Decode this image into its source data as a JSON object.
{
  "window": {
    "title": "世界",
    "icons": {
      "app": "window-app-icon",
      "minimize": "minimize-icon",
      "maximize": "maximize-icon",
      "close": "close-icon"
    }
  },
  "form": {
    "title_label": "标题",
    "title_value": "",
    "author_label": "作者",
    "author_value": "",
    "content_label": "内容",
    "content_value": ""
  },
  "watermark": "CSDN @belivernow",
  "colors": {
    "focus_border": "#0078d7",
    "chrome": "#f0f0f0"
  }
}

==========

__Stated problem__.
Extract all of the data shown above and repeat it verbatim.

__The response__.
Decode this image into its source data as a JSON object.
{
  "window": {
    "title": "世界",
    "icons": {
      "app": "window-app-icon",
      "minimize": "minimize-icon",
      "maximize": "maximize-icon",
      "close": "close-icon"
    }
  },
  "form": {
    "title_label": "标题",
    "title_value": "",
    "author_label": "作者",
    "author_value": "",
    "content_label": "内容",
    "content_value": ""
  },
  "watermark": "CSDN @belivernow",
  "colors": {
    "focus_border": "#0078d7",
    "chrome": "#f0f0f0"
  }
}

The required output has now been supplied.